— start of Records for processing —

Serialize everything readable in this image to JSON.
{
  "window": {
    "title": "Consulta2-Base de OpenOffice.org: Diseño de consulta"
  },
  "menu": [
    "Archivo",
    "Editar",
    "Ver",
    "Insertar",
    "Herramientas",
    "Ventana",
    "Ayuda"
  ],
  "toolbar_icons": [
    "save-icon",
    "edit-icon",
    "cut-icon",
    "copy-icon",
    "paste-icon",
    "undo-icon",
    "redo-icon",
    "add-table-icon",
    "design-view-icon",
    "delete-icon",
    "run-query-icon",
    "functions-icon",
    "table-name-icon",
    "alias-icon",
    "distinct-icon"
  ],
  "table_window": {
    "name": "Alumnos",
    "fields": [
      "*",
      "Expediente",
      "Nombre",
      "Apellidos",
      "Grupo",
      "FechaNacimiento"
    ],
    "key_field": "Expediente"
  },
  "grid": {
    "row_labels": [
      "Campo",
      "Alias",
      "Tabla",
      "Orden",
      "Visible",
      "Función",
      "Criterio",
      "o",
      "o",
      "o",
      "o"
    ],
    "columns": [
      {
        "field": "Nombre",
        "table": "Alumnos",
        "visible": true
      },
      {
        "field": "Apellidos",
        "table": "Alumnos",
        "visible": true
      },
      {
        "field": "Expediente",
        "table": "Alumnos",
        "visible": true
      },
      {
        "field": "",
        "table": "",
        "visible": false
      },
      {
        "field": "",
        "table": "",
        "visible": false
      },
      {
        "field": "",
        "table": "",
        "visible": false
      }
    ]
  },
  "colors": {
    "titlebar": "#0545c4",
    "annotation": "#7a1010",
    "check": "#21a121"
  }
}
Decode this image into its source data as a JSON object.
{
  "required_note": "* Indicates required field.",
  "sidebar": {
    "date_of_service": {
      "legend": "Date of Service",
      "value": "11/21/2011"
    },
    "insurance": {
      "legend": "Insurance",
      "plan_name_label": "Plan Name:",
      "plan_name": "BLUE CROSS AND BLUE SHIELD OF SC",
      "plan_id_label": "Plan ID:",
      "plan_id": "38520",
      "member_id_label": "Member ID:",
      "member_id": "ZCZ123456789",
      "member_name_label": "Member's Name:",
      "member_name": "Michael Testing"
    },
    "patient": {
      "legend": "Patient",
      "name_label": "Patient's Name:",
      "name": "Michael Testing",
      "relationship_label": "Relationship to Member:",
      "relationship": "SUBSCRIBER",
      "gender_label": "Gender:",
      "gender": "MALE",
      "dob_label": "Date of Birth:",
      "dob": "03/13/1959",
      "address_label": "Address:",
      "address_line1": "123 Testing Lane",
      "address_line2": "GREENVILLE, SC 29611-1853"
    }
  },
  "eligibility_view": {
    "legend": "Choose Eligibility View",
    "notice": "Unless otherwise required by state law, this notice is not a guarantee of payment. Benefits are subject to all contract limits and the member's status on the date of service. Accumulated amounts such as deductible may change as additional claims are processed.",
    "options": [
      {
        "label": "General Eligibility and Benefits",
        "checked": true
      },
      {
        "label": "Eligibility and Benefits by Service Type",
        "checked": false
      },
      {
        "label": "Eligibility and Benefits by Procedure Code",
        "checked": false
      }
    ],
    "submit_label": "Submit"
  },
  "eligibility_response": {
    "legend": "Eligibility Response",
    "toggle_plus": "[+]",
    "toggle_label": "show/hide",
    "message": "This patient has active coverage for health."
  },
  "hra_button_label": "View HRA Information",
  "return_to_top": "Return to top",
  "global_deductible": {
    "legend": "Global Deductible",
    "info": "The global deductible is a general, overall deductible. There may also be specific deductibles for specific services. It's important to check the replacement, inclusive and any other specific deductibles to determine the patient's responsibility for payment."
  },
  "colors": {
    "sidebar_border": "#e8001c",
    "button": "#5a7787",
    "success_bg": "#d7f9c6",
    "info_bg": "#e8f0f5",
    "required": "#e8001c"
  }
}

— end of Records for processing —

◆ **Instructions for the task**
Each entry above is to be printed again exactly.

◆ **Task solution**
Serialize everything readable in this image to JSON.
{
  "window": {
    "title": "Consulta2-Base de OpenOffice.org: Diseño de consulta"
  },
  "menu": [
    "Archivo",
    "Editar",
    "Ver",
    "Insertar",
    "Herramientas",
    "Ventana",
    "Ayuda"
  ],
  "toolbar_icons": [
    "save-icon",
    "edit-icon",
    "cut-icon",
    "copy-icon",
    "paste-icon",
    "undo-icon",
    "redo-icon",
    "add-table-icon",
    "design-view-icon",
    "delete-icon",
    "run-query-icon",
    "functions-icon",
    "table-name-icon",
    "alias-icon",
    "distinct-icon"
  ],
  "table_window": {
    "name": "Alumnos",
    "fields": [
      "*",
      "Expediente",
      "Nombre",
      "Apellidos",
      "Grupo",
      "FechaNacimiento"
    ],
    "key_field": "Expediente"
  },
  "grid": {
    "row_labels": [
      "Campo",
      "Alias",
      "Tabla",
      "Orden",
      "Visible",
      "Función",
      "Criterio",
      "o",
      "o",
      "o",
      "o"
    ],
    "columns": [
      {
        "field": "Nombre",
        "table": "Alumnos",
        "visible": true
      },
      {
        "field": "Apellidos",
        "table": "Alumnos",
        "visible": true
      },
      {
        "field": "Expediente",
        "table": "Alumnos",
        "visible": true
      },
      {
        "field": "",
        "table": "",
        "visible": false
      },
      {
        "field": "",
        "table": "",
        "visible": false
      },
      {
        "field": "",
        "table": "",
        "visible": false
      }
    ]
  },
  "colors": {
    "titlebar": "#0545c4",
    "annotation": "#7a1010",
    "check": "#21a121"
  }
}
Decode this image into its source data as a JSON object.
{
  "required_note": "* Indicates required field.",
  "sidebar": {
    "date_of_service": {
      "legend": "Date of Service",
      "value": "11/21/2011"
    },
    "insurance": {
      "legend": "Insurance",
      "plan_name_label": "Plan Name:",
      "plan_name": "BLUE CROSS AND BLUE SHIELD OF SC",
      "plan_id_label": "Plan ID:",
      "plan_id": "38520",
      "member_id_label": "Member ID:",
      "member_id": "ZCZ123456789",
      "member_name_label": "Member's Name:",
      "member_name": "Michael Testing"
    },
    "patient": {
      "legend": "Patient",
      "name_label": "Patient's Name:",
      "name": "Michael Testing",
      "relationship_label": "Relationship to Member:",
      "relationship": "SUBSCRIBER",
      "gender_label": "Gender:",
      "gender": "MALE",
      "dob_label": "Date of Birth:",
      "dob": "03/13/1959",
      "address_label": "Address:",
      "address_line1": "123 Testing Lane",
      "address_line2": "GREENVILLE, SC 29611-1853"
    }
  },
  "eligibility_view": {
    "legend": "Choose Eligibility View",
    "notice": "Unless otherwise required by state law, this notice is not a guarantee of payment. Benefits are subject to all contract limits and the member's status on the date of service. Accumulated amounts such as deductible may change as additional claims are processed.",
    "options": [
      {
        "label": "General Eligibility and Benefits",
        "checked": true
      },
      {
        "label": "Eligibility and Benefits by Service Type",
        "checked": false
      },
      {
        "label": "Eligibility and Benefits by Procedure Code",
        "checked": false
      }
    ],
    "submit_label": "Submit"
  },
  "eligibility_response": {
    "legend": "Eligibility Response",
    "toggle_plus": "[+]",
    "toggle_label": "show/hide",
    "message": "This patient has active coverage for health."
  },
  "hra_button_label": "View HRA Information",
  "return_to_top": "Return to top",
  "global_deductible": {
    "legend": "Global Deductible",
    "info": "The global deductible is a general, overall deductible. There may also be specific deductibles for specific services. It's important to check the replacement, inclusive and any other specific deductibles to determine the patient's responsibility for payment."
  },
  "colors": {
    "sidebar_border": "#e8001c",
    "button": "#5a7787",
    "success_bg": "#d7f9c6",
    "info_bg": "#e8f0f5",
    "required": "#e8001c"
  }
}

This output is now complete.